**SELECTED PASSAGE**
= = =
Pescado Agridulce

Sweet and Sour Mexican Style Fish

Pescado Agridulce
6 servings
Pati Jinich
Course: Main Course
Cuisine: Mexican
Keyword: canela, cinnamon, fish, olives, tomatillos
Author:Pati Jinich
Prep Time: 10 minutes
Cook Time: 30 minutes
Total Time: 40 minutes
Sweet and Sour Mexican Style Fish recipe from Pati's Mexican Table Season 6, Episode 8 "In Search of La Mixteca"


  • 4 tablespoons olive oil, divided
  • 1 cup white onion, slivered
  • 4 garlic cloves, finely chopped
  • 1 pound ripe Roma tomatoes, diced
  • 1 pound tomatillos, husked and rinsed, diced
  • 1 teaspoon kosher or coarse sea salt, plus more to season fish
  • 1 teaspoon brown sugar
  • 1/4 teaspoon ground allspice
  • 1/4 teaspoon Ground ceylon cinnamon or canela
  • 1/4 cup slivered almonds
  • 1/4 cup sliced manzanilla olives stuffed with pimientos
  • 2 pounds halibut filet, skin on, cut into 6 pieces

To Prepare

  • Heat 2 tablespoons of oil in a large skillet set over medium heat. Once hot, add the onion and cook for a couple minutes, until it starts to wilt. Add the garlic and cook for another minute, until fragrant. Incorporate the tomatoes, tomatillos and sprinkle in the salt, sugar, allspice, and cinnamon. Mix well and cook for another 5 minutes, stirring occasionally, until the vegetables have softened.
  • Incorporate the almonds and olives and continue cooking for another 7 to 8 minutes. Turn off the heat.
  • Season fish with salt to taste. Heat the remaining 2 tablespoons of oil in a large casserole set over medium-high heat. Once hot, add the fish skin side down and cook for one to two minutes, until the skin begins to brown.
  • Scrape the chunky sauce over the fish, cover the casserole and reduce heat to low. Cook for 10 minutes. I like to serve it over rice or steamed potatoes.

44 comments on “Pescado Agridulce

Leave a Reply

Your email address will not be published.

This site uses Akismet to reduce spam. Learn how your comment data is processed.

  1. Hi Pati-
    I’ve never been inclined to write a review on a recipe before but this was sooo yummy, And easy too. It came together in 30 minutes and was a perfect weeknight meal. I will definitely make this again! Thank you!!!

  2. Good afternoon Pati,
    Last night I cooked your Pescado Agridulce with a flare of my own. It was exquisite. The halibut was cooked to perfection. I layered the bottom of my serving plate with tortillas and then added rice and then placed the halibut on top of the rice and then drenched that with the veggies and sauce mixture. Life is good!!!!
= = =
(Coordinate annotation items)
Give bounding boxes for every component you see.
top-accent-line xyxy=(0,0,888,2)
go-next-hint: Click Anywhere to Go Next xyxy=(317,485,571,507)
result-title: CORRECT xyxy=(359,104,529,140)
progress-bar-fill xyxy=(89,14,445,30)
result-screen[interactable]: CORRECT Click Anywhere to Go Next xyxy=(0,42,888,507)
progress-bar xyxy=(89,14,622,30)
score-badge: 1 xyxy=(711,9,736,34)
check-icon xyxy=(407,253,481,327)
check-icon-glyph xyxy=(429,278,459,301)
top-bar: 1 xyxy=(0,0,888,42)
= = =
**GIVEN TASK**
In the fish recipe, explain why the ingredient list marks the olive oil as "divided." Use one to three sentences. The items play no part in this.

**WRITTEN ANSWER**
The 4 tablespoons of oil are used in two separate steps. First, 2 tablespoons are heated in a large skillet to cook the onion, garlic, tomatoes, and tomatillos for the sauce. The remaining 2 tablespoons are heated in a large casserole to cook the fish skin side down before the sauce goes over it.